Stated task. Copy out every line of the records below word for word, leaving nothing out and changing nothing.

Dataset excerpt
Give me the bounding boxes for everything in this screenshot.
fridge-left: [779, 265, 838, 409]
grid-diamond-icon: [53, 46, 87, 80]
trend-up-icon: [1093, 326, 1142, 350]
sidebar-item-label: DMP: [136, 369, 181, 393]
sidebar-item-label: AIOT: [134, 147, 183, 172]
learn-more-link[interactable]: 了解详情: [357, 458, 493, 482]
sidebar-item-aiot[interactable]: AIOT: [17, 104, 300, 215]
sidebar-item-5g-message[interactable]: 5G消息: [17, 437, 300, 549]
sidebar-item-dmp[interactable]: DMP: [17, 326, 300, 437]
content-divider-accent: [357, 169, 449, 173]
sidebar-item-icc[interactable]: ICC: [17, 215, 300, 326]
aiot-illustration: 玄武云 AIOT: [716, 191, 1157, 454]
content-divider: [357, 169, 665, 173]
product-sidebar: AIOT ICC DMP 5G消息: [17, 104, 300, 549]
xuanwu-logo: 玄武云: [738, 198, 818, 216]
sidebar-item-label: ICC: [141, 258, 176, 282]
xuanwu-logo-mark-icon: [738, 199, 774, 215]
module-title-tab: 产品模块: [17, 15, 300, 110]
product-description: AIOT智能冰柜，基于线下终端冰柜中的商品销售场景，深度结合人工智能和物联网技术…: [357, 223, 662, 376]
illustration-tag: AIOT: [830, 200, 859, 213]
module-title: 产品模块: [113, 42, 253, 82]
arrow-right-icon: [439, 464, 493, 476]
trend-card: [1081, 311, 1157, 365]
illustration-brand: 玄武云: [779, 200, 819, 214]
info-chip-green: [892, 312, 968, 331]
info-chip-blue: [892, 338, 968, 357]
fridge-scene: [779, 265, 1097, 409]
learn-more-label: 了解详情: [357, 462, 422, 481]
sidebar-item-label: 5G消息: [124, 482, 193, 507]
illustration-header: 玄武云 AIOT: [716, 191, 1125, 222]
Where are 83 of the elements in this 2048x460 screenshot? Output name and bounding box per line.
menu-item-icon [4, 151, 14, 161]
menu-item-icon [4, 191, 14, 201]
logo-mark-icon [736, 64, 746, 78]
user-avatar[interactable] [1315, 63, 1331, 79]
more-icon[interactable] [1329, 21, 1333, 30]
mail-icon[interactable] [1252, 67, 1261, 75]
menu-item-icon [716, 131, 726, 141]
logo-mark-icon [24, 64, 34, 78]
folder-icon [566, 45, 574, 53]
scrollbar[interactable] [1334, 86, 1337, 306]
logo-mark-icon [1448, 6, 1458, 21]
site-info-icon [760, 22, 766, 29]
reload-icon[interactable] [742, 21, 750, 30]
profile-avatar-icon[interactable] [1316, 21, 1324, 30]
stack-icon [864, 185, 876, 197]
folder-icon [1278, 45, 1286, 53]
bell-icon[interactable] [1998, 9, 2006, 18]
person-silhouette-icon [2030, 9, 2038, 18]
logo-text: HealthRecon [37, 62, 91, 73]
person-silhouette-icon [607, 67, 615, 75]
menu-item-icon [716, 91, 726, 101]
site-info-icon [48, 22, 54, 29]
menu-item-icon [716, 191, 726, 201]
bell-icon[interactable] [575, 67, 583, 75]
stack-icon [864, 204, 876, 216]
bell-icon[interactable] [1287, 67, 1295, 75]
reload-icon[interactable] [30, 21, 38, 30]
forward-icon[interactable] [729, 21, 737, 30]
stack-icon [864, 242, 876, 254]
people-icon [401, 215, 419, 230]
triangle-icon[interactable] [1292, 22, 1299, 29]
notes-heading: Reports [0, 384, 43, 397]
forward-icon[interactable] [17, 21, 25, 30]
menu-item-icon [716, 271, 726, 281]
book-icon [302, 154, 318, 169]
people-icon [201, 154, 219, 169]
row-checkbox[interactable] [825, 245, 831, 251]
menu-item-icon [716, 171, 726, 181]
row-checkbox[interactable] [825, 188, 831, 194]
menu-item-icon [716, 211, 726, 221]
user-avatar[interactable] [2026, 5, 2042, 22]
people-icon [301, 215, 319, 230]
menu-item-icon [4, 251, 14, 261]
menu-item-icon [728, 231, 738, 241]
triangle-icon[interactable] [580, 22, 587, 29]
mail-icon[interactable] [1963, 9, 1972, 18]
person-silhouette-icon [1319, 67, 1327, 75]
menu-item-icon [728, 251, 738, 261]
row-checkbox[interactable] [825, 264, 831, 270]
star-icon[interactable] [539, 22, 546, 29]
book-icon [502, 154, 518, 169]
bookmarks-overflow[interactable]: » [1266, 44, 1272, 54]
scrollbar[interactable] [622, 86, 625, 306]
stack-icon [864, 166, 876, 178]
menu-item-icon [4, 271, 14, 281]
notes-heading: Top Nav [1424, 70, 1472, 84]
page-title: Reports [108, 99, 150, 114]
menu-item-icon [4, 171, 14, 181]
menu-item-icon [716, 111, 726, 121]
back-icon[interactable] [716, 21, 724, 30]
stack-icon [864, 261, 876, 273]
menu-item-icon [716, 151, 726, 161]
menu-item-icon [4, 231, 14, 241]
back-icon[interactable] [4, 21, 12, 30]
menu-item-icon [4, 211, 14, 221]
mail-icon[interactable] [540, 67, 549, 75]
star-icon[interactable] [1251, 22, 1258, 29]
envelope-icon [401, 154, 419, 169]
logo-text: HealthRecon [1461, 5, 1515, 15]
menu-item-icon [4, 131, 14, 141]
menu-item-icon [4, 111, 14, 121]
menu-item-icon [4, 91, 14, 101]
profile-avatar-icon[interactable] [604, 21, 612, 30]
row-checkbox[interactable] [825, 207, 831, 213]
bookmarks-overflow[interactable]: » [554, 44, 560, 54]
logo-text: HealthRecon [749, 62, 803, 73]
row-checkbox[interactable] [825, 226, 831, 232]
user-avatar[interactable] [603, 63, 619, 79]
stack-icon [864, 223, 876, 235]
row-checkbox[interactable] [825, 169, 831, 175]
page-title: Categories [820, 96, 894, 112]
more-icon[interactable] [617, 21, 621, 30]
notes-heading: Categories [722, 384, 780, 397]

Solution for this exercise.
Give me the bounding boxes for everything in this screenshot.
fridge-left: [779, 265, 838, 409]
grid-diamond-icon: [53, 46, 87, 80]
trend-up-icon: [1093, 326, 1142, 350]
sidebar-item-label: DMP: [136, 369, 181, 393]
sidebar-item-label: AIOT: [134, 147, 183, 172]
learn-more-link[interactable]: 了解详情: [357, 458, 493, 482]
sidebar-item-aiot[interactable]: AIOT: [17, 104, 300, 215]
sidebar-item-5g-message[interactable]: 5G消息: [17, 437, 300, 549]
sidebar-item-dmp[interactable]: DMP: [17, 326, 300, 437]
content-divider-accent: [357, 169, 449, 173]
sidebar-item-icc[interactable]: ICC: [17, 215, 300, 326]
aiot-illustration: 玄武云 AIOT: [716, 191, 1157, 454]
content-divider: [357, 169, 665, 173]
product-sidebar: AIOT ICC DMP 5G消息: [17, 104, 300, 549]
xuanwu-logo: 玄武云: [738, 198, 818, 216]
sidebar-item-label: ICC: [141, 258, 176, 282]
xuanwu-logo-mark-icon: [738, 199, 774, 215]
module-title-tab: 产品模块: [17, 15, 300, 110]
product-description: AIOT智能冰柜，基于线下终端冰柜中的商品销售场景，深度结合人工智能和物联网技术…: [357, 223, 662, 376]
illustration-tag: AIOT: [830, 200, 859, 213]
module-title: 产品模块: [113, 42, 253, 82]
arrow-right-icon: [439, 464, 493, 476]
trend-card: [1081, 311, 1157, 365]
illustration-brand: 玄武云: [779, 200, 819, 214]
info-chip-green: [892, 312, 968, 331]
info-chip-blue: [892, 338, 968, 357]
fridge-scene: [779, 265, 1097, 409]
learn-more-label: 了解详情: [357, 462, 422, 481]
sidebar-item-label: 5G消息: [124, 482, 193, 507]
illustration-header: 玄武云 AIOT: [716, 191, 1125, 222]
Where are 83 of the elements in this 2048x460 screenshot? Output name and bounding box per line.
menu-item-icon [4, 151, 14, 161]
menu-item-icon [4, 191, 14, 201]
logo-mark-icon [736, 64, 746, 78]
user-avatar[interactable] [1315, 63, 1331, 79]
more-icon[interactable] [1329, 21, 1333, 30]
mail-icon[interactable] [1252, 67, 1261, 75]
menu-item-icon [716, 131, 726, 141]
logo-mark-icon [24, 64, 34, 78]
folder-icon [566, 45, 574, 53]
scrollbar[interactable] [1334, 86, 1337, 306]
logo-mark-icon [1448, 6, 1458, 21]
site-info-icon [760, 22, 766, 29]
reload-icon[interactable] [742, 21, 750, 30]
profile-avatar-icon[interactable] [1316, 21, 1324, 30]
stack-icon [864, 185, 876, 197]
folder-icon [1278, 45, 1286, 53]
bell-icon[interactable] [1998, 9, 2006, 18]
person-silhouette-icon [2030, 9, 2038, 18]
logo-text: HealthRecon [37, 62, 91, 73]
person-silhouette-icon [607, 67, 615, 75]
menu-item-icon [716, 91, 726, 101]
site-info-icon [48, 22, 54, 29]
menu-item-icon [716, 191, 726, 201]
bell-icon[interactable] [575, 67, 583, 75]
stack-icon [864, 204, 876, 216]
bell-icon[interactable] [1287, 67, 1295, 75]
reload-icon[interactable] [30, 21, 38, 30]
forward-icon[interactable] [729, 21, 737, 30]
stack-icon [864, 242, 876, 254]
people-icon [401, 215, 419, 230]
triangle-icon[interactable] [1292, 22, 1299, 29]
notes-heading: Reports [0, 384, 43, 397]
forward-icon[interactable] [17, 21, 25, 30]
menu-item-icon [716, 271, 726, 281]
book-icon [302, 154, 318, 169]
people-icon [201, 154, 219, 169]
row-checkbox[interactable] [825, 245, 831, 251]
menu-item-icon [716, 171, 726, 181]
row-checkbox[interactable] [825, 188, 831, 194]
menu-item-icon [716, 211, 726, 221]
user-avatar[interactable] [2026, 5, 2042, 22]
people-icon [301, 215, 319, 230]
menu-item-icon [4, 251, 14, 261]
menu-item-icon [728, 231, 738, 241]
triangle-icon[interactable] [580, 22, 587, 29]
mail-icon[interactable] [1963, 9, 1972, 18]
person-silhouette-icon [1319, 67, 1327, 75]
menu-item-icon [728, 251, 738, 261]
row-checkbox[interactable] [825, 264, 831, 270]
star-icon[interactable] [539, 22, 546, 29]
book-icon [502, 154, 518, 169]
bookmarks-overflow[interactable]: » [1266, 44, 1272, 54]
scrollbar[interactable] [622, 86, 625, 306]
stack-icon [864, 166, 876, 178]
menu-item-icon [4, 271, 14, 281]
notes-heading: Top Nav [1424, 70, 1472, 84]
page-title: Reports [108, 99, 150, 114]
menu-item-icon [4, 171, 14, 181]
menu-item-icon [716, 111, 726, 121]
back-icon[interactable] [716, 21, 724, 30]
stack-icon [864, 261, 876, 273]
menu-item-icon [716, 151, 726, 161]
menu-item-icon [4, 231, 14, 241]
back-icon[interactable] [4, 21, 12, 30]
menu-item-icon [4, 211, 14, 221]
mail-icon[interactable] [540, 67, 549, 75]
star-icon[interactable] [1251, 22, 1258, 29]
envelope-icon [401, 154, 419, 169]
logo-text: HealthRecon [1461, 5, 1515, 15]
menu-item-icon [4, 131, 14, 141]
menu-item-icon [4, 111, 14, 121]
menu-item-icon [4, 91, 14, 101]
profile-avatar-icon[interactable] [604, 21, 612, 30]
row-checkbox[interactable] [825, 207, 831, 213]
bookmarks-overflow[interactable]: » [554, 44, 560, 54]
logo-text: HealthRecon [749, 62, 803, 73]
row-checkbox[interactable] [825, 226, 831, 232]
user-avatar[interactable] [603, 63, 619, 79]
stack-icon [864, 223, 876, 235]
row-checkbox[interactable] [825, 169, 831, 175]
page-title: Categories [820, 96, 894, 112]
more-icon[interactable] [617, 21, 621, 30]
notes-heading: Categories [722, 384, 780, 397]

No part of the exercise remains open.